→ THE REQUEST:
Review the listing and copy each line that holds the word "plus".
==== EXERCISE INPUT ====
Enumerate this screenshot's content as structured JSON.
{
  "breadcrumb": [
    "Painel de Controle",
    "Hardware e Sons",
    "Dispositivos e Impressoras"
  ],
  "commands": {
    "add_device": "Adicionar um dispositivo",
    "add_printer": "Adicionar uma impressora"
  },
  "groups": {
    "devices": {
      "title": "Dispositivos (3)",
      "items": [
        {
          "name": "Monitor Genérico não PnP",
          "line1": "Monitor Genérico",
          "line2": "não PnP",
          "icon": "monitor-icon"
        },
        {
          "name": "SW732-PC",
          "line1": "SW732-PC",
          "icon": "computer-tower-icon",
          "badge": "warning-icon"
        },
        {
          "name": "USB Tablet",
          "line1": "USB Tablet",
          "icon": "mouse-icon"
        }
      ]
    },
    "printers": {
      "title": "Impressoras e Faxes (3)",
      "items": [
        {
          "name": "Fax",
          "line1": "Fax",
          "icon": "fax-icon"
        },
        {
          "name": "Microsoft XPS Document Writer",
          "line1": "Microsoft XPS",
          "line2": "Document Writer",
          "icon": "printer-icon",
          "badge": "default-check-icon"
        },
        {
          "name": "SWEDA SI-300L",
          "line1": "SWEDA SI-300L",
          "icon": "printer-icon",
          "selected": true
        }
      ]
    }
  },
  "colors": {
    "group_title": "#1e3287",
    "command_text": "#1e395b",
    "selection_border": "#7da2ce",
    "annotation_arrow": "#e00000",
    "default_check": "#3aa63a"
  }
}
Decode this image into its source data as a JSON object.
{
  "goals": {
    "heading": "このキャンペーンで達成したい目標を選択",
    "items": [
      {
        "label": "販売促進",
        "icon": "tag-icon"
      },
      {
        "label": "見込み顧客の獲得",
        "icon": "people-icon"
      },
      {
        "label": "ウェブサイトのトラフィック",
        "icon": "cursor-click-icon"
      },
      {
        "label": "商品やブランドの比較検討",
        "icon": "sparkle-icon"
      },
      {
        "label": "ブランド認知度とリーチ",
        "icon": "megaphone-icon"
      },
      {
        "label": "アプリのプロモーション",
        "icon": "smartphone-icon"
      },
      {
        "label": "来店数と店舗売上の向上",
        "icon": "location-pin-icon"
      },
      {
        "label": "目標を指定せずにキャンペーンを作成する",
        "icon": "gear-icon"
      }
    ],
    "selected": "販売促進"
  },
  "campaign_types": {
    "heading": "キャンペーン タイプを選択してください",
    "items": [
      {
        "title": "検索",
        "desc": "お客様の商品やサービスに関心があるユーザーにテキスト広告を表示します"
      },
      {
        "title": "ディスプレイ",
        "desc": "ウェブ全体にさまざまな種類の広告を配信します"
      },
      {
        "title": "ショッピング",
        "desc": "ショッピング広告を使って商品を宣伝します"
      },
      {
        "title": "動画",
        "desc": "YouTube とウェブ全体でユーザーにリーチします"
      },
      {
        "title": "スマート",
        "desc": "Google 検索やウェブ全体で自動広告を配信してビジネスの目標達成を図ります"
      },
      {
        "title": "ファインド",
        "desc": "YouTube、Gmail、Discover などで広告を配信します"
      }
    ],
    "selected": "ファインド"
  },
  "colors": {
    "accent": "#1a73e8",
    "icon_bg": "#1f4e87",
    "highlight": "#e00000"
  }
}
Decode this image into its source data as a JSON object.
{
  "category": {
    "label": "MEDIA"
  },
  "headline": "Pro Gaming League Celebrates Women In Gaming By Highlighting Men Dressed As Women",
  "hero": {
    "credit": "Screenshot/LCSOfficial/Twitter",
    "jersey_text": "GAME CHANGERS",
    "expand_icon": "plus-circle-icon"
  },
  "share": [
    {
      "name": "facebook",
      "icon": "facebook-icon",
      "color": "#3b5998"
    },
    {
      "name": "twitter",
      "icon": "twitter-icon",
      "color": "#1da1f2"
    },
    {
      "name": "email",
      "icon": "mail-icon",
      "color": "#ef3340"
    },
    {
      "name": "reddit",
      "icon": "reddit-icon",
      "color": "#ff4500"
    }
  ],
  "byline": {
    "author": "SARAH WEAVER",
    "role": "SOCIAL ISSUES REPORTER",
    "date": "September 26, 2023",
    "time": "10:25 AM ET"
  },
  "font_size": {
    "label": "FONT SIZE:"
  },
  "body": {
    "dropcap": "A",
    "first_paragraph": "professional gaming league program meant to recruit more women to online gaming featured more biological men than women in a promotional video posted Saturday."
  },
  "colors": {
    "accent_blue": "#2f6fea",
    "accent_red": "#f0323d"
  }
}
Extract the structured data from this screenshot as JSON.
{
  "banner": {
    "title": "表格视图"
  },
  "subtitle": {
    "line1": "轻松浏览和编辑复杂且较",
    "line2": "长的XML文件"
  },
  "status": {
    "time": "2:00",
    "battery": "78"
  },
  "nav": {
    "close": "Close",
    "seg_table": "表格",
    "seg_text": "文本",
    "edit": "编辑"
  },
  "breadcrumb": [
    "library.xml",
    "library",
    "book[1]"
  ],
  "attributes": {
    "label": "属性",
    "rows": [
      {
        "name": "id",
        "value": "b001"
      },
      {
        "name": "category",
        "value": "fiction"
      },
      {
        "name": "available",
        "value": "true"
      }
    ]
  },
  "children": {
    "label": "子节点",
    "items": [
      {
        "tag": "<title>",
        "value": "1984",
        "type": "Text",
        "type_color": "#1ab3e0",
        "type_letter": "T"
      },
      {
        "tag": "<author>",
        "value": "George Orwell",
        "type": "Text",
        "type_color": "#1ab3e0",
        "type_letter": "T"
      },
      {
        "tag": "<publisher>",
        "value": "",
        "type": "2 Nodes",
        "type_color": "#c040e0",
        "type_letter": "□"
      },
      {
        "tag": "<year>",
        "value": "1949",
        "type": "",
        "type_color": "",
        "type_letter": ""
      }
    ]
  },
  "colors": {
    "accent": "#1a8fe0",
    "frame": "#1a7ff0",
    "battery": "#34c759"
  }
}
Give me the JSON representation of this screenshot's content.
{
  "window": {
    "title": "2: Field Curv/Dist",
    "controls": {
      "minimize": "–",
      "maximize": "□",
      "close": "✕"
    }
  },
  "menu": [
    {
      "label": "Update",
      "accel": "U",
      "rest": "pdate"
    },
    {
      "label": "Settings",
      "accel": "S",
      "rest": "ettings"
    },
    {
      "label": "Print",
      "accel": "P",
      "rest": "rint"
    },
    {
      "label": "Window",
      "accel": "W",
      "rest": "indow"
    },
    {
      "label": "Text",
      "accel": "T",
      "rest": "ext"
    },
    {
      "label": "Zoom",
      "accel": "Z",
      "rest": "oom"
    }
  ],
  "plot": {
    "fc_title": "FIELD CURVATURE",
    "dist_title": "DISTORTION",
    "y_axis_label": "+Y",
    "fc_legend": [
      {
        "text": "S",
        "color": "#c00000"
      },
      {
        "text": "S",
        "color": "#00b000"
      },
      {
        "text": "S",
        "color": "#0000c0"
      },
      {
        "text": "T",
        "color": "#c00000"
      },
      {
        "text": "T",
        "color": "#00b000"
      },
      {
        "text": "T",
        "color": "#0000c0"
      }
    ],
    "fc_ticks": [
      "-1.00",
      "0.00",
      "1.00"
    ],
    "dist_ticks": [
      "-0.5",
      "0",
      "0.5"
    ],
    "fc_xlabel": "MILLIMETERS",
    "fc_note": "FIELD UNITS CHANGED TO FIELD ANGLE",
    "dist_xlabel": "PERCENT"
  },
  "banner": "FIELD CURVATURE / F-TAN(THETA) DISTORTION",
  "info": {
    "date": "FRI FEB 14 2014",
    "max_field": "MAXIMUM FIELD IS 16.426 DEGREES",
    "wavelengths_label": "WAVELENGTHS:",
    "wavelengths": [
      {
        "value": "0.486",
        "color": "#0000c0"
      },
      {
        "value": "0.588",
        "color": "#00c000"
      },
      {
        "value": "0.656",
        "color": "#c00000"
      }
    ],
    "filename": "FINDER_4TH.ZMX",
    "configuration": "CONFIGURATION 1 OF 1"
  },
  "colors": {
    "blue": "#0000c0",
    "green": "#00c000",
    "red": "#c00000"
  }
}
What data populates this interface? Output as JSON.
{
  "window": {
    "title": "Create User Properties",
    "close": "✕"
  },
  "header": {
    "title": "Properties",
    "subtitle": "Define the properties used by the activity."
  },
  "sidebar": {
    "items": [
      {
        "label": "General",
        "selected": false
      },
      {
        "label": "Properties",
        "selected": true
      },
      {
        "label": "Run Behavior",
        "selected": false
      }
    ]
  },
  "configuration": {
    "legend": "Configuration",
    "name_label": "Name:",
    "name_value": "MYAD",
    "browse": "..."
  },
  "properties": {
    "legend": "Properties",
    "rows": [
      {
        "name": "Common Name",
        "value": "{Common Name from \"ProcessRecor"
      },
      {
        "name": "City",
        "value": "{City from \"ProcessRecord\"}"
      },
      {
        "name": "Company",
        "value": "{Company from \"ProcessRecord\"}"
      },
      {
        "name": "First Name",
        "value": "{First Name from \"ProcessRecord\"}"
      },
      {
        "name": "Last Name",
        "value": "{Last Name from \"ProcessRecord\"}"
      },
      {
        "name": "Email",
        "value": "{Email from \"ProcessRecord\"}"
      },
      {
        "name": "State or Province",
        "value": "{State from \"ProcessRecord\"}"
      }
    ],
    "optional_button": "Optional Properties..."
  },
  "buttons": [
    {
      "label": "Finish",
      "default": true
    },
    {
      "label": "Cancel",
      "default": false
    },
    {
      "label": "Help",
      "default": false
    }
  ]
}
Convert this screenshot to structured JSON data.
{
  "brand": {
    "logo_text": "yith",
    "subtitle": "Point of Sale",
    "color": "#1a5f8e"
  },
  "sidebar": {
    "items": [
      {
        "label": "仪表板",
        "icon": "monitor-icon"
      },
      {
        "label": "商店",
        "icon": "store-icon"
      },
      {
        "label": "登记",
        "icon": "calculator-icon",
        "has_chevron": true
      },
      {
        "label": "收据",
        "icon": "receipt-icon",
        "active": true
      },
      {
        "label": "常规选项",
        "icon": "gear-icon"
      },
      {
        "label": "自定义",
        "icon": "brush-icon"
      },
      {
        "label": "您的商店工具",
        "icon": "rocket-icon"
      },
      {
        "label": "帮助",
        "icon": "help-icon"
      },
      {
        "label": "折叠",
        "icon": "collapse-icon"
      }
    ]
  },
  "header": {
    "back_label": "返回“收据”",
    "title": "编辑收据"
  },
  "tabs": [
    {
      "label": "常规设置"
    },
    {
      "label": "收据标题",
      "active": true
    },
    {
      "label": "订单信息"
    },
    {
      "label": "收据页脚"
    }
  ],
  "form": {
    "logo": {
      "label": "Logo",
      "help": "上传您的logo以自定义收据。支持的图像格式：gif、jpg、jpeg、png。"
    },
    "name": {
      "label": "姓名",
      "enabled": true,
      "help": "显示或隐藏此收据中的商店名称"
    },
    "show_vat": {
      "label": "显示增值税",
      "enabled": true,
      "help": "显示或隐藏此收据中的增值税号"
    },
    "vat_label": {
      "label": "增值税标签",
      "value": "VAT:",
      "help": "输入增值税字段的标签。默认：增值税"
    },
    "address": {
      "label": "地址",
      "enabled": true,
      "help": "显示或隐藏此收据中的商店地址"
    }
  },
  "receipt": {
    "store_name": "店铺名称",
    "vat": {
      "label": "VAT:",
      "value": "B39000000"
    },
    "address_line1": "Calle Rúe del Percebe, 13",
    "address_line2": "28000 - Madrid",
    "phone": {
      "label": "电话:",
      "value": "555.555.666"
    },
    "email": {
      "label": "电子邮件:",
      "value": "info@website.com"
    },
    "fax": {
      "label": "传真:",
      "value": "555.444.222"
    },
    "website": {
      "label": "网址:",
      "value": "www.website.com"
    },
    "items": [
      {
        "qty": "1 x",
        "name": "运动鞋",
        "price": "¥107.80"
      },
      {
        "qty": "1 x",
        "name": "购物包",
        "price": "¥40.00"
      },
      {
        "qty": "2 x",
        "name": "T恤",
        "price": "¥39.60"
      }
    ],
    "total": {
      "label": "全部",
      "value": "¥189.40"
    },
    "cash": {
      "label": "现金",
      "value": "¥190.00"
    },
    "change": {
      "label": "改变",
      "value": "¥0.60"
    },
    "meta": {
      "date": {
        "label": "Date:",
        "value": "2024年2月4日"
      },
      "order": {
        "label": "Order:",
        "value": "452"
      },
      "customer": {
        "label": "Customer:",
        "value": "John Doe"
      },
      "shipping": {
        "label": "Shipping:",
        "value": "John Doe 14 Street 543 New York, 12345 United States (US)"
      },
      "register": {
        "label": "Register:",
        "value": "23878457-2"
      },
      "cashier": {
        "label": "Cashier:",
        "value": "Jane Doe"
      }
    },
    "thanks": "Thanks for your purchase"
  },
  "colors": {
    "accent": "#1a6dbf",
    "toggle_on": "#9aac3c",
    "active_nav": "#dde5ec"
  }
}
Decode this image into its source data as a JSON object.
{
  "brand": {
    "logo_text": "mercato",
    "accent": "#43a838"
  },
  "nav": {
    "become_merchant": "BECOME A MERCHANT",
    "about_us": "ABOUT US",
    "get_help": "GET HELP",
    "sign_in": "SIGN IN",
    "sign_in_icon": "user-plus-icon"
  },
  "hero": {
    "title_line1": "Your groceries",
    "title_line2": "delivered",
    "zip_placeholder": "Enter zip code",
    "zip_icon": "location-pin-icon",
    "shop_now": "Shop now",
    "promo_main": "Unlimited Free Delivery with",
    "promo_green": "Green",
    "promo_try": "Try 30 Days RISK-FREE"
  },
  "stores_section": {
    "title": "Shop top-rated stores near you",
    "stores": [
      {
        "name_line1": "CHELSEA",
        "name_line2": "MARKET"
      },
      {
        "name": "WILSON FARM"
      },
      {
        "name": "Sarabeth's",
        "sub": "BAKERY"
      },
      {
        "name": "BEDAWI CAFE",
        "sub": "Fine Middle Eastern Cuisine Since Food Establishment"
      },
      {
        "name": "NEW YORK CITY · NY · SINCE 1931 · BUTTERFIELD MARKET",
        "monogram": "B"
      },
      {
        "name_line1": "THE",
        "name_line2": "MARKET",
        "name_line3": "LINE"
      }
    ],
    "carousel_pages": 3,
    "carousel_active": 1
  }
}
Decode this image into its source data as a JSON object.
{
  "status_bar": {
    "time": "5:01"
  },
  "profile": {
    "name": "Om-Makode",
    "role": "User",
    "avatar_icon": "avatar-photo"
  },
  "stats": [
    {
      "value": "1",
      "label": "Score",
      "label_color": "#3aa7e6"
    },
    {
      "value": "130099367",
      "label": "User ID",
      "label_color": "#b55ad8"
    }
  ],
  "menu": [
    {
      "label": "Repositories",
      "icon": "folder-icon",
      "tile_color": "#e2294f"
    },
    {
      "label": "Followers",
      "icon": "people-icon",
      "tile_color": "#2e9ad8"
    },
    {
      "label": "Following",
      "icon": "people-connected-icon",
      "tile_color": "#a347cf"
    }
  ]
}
====
→ TASK ANSWER:
    "expand_icon": "plus-circle-icon"
    "sign_in_icon": "user-plus-icon"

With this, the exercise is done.